Items from a figure collection:
----------------

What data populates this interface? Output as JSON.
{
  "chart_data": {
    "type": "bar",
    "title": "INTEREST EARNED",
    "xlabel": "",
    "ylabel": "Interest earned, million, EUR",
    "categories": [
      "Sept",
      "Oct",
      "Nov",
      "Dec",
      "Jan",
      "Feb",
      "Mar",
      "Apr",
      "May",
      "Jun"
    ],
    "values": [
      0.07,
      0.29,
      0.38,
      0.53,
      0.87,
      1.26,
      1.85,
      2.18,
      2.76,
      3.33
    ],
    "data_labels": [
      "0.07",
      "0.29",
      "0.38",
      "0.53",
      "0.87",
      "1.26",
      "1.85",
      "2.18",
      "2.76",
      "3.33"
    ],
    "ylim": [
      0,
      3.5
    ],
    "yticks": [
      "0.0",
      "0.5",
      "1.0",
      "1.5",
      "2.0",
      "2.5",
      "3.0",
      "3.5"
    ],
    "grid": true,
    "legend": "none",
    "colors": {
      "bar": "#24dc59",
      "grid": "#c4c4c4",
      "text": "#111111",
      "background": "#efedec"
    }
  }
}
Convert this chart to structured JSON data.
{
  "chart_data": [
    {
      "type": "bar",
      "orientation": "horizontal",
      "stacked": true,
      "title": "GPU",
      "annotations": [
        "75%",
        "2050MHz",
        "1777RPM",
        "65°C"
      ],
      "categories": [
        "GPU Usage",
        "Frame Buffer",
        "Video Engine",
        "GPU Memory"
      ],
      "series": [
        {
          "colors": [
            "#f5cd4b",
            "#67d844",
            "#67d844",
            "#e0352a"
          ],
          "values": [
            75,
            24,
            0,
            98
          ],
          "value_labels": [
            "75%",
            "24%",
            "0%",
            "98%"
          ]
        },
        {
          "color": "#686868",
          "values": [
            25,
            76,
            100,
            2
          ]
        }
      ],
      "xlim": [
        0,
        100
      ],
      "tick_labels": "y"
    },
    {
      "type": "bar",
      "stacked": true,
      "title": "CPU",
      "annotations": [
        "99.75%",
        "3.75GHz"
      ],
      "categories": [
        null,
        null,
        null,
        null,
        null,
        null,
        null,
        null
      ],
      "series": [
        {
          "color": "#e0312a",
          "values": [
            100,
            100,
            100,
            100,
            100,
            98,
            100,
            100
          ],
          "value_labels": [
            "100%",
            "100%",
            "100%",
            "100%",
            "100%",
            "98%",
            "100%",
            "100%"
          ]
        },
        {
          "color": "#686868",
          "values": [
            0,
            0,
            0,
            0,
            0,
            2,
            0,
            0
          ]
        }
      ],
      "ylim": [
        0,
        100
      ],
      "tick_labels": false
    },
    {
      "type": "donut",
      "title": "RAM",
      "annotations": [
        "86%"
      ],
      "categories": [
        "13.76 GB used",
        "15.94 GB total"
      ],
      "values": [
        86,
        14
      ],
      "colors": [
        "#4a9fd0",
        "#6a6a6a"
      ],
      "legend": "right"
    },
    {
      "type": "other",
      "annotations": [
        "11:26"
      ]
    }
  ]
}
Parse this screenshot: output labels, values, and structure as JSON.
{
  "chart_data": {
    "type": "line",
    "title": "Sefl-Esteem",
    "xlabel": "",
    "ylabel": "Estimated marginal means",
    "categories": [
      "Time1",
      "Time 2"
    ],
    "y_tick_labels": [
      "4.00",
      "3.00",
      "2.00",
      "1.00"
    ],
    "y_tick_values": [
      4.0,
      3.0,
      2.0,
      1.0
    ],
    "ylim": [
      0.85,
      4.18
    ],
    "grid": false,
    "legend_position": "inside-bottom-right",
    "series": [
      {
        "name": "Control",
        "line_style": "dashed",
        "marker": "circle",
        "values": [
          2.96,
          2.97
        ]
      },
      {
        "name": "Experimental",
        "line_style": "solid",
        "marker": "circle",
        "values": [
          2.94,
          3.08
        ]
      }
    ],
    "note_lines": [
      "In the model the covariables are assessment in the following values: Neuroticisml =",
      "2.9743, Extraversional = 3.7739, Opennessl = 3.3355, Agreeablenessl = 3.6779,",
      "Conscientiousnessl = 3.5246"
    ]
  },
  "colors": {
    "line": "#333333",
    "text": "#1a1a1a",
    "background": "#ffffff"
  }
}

----------------

_Short task:_
Where a line above holds the string "background", show that line.

_Full output:_
      "background": "#efedec"
    "background": "#ffffff"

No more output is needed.